• What you will do
Which lines hold the word "lệnh"? Copy each of them.

• Records for the exercise
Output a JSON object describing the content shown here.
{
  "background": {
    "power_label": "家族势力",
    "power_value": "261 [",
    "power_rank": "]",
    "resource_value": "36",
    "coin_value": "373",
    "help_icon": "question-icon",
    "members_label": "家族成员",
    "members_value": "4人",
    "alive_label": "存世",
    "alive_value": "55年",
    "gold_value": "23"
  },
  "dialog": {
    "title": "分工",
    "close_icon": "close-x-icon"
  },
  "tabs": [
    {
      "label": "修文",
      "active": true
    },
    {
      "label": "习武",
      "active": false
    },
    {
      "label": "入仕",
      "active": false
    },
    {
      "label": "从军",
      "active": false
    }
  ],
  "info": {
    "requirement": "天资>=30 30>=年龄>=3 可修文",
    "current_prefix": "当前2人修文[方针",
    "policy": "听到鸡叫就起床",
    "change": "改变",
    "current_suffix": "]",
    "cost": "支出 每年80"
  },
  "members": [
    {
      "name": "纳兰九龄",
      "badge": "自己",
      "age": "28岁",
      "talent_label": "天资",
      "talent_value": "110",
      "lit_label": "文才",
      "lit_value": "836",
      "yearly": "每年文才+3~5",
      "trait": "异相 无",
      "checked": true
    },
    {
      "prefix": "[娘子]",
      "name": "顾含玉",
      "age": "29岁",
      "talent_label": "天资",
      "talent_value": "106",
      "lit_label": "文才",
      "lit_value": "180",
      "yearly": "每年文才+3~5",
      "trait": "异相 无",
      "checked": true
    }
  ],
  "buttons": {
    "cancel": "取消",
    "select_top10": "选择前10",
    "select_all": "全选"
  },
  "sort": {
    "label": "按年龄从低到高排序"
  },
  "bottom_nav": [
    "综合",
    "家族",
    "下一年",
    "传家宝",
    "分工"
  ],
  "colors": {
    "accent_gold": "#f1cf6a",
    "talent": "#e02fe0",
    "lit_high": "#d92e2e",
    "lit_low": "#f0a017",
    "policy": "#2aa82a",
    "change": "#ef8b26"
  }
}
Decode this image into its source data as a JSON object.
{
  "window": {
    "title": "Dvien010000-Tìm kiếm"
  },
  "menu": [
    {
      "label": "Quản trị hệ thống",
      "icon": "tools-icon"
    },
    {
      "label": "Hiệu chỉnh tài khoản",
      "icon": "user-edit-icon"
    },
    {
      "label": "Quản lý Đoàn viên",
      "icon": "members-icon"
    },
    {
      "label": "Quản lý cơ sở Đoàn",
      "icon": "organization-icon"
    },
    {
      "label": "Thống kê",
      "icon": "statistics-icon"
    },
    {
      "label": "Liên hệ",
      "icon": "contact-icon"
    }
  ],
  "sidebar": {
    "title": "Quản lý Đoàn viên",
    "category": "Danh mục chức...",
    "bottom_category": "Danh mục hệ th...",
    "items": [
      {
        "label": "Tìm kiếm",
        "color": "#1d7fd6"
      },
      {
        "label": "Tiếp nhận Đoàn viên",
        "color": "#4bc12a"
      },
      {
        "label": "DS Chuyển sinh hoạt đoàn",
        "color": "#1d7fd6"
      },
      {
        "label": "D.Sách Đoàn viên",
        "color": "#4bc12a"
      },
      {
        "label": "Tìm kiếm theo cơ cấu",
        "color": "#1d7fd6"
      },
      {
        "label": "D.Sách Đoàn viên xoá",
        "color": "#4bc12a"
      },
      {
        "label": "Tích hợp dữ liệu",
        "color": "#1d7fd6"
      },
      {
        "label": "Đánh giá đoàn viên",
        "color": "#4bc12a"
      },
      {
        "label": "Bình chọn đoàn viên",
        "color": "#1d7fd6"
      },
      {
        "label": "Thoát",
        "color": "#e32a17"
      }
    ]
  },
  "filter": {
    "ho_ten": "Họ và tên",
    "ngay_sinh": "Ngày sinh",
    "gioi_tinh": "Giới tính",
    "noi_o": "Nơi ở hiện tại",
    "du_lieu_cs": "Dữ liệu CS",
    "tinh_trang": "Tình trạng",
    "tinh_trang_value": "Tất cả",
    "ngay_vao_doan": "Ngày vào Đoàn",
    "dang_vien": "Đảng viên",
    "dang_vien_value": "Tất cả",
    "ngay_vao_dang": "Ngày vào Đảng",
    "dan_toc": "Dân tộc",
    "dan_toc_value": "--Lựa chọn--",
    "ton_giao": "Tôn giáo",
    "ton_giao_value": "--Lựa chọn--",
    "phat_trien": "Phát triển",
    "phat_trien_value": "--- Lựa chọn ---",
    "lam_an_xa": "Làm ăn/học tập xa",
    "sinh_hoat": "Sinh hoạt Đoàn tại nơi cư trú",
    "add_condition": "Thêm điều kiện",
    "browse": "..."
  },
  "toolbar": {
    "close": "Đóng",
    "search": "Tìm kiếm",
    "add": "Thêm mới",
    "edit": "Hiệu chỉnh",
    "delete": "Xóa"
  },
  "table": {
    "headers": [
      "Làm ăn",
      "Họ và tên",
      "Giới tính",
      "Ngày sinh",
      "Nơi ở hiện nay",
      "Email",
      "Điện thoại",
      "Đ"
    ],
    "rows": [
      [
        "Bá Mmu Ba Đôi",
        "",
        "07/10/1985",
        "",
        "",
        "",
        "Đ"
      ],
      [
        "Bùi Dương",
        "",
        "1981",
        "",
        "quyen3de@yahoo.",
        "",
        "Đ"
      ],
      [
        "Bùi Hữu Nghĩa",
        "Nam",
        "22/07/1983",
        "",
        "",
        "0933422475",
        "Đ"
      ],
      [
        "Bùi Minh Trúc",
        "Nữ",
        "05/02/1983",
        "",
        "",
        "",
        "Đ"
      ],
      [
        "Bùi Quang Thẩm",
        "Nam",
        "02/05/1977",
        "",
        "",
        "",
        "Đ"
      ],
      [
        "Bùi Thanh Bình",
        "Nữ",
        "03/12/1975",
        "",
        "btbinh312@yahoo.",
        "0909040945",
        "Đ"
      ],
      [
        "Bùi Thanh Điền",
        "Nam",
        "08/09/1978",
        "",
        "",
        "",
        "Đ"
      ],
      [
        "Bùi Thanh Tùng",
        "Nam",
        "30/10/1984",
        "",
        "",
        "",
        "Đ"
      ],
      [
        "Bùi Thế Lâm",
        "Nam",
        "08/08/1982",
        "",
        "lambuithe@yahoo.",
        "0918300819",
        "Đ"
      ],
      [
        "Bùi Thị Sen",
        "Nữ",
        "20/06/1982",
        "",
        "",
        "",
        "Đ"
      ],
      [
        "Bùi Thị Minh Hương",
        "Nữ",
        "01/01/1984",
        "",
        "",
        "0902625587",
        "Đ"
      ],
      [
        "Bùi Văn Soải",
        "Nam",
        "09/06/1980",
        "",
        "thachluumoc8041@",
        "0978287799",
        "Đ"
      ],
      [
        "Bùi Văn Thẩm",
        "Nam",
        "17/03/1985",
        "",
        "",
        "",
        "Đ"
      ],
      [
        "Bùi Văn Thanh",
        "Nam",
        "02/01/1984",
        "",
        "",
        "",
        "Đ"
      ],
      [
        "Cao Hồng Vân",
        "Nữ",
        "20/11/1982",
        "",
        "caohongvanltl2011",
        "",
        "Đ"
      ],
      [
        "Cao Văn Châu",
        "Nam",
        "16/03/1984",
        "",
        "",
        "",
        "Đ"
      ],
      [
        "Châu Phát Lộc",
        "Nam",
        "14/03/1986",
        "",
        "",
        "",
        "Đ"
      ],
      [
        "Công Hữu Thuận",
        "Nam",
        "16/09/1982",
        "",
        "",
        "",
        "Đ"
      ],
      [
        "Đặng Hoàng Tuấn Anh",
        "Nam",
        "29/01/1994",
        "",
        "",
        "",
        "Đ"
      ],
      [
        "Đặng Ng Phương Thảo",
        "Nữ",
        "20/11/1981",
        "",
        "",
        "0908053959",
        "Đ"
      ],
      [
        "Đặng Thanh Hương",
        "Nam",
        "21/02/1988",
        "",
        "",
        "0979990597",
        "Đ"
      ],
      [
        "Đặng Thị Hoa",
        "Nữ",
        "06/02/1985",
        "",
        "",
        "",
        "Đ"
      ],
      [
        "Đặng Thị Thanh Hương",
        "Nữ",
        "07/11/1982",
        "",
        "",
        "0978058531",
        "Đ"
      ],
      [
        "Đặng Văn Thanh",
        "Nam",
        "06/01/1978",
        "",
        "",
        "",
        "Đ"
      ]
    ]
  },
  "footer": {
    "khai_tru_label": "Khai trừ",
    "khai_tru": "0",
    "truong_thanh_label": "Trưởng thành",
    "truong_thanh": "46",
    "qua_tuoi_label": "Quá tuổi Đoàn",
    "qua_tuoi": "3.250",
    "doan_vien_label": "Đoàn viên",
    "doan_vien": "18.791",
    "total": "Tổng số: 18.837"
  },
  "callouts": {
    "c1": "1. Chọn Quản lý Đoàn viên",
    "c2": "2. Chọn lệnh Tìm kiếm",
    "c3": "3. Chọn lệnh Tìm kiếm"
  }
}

• Correct output
    "c2": "2. Chọn lệnh Tìm kiếm",
    "c3": "3. Chọn lệnh Tìm kiếm"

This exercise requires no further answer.